Wherever the word "fuel" appears in the entries, copy the whole line.

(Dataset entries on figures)
━━━━

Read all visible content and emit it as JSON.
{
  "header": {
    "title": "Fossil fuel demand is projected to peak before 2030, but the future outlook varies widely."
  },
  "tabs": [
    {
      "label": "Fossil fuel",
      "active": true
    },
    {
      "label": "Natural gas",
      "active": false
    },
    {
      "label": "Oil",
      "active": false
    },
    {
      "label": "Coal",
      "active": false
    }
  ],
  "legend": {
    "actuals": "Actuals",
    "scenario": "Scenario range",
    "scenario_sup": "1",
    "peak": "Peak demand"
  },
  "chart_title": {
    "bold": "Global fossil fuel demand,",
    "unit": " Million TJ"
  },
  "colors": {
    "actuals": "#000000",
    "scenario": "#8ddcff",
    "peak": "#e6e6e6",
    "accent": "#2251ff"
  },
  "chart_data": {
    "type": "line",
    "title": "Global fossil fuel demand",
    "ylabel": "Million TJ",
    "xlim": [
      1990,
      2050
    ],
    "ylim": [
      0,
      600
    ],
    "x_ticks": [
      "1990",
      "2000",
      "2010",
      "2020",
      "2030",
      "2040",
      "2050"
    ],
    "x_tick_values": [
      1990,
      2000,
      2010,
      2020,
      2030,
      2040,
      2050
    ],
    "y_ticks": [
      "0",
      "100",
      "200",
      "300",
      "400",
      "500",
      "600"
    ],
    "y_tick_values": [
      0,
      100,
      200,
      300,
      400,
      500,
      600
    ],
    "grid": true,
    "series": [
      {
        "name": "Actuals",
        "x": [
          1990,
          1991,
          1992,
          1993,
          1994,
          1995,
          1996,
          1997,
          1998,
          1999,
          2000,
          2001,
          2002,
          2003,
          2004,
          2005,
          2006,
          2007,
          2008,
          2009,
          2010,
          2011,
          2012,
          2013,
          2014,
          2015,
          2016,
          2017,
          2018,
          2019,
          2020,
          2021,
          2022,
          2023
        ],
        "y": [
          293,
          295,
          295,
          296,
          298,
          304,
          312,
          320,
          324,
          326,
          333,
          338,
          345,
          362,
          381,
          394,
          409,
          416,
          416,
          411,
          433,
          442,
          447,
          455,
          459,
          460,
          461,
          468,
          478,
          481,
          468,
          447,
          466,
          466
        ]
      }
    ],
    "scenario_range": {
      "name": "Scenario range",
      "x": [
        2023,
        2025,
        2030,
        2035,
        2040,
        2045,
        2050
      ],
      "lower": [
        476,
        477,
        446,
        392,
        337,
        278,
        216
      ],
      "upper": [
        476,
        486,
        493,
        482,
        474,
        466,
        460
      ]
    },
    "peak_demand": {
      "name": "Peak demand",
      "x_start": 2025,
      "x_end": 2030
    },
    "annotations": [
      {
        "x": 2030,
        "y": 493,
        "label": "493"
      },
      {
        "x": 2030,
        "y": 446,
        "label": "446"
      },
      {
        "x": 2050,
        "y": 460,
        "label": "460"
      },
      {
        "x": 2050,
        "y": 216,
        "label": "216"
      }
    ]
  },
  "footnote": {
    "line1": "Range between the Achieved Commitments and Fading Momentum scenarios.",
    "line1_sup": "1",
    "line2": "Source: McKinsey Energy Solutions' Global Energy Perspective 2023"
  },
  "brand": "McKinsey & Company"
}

━━━━

Reply
    "title": "Fossil fuel demand is projected to peak before 2030, but the future outlook varies widely."
      "label": "Fossil fuel",
    "bold": "Global fossil fuel demand,",
    "title": "Global fossil fuel demand",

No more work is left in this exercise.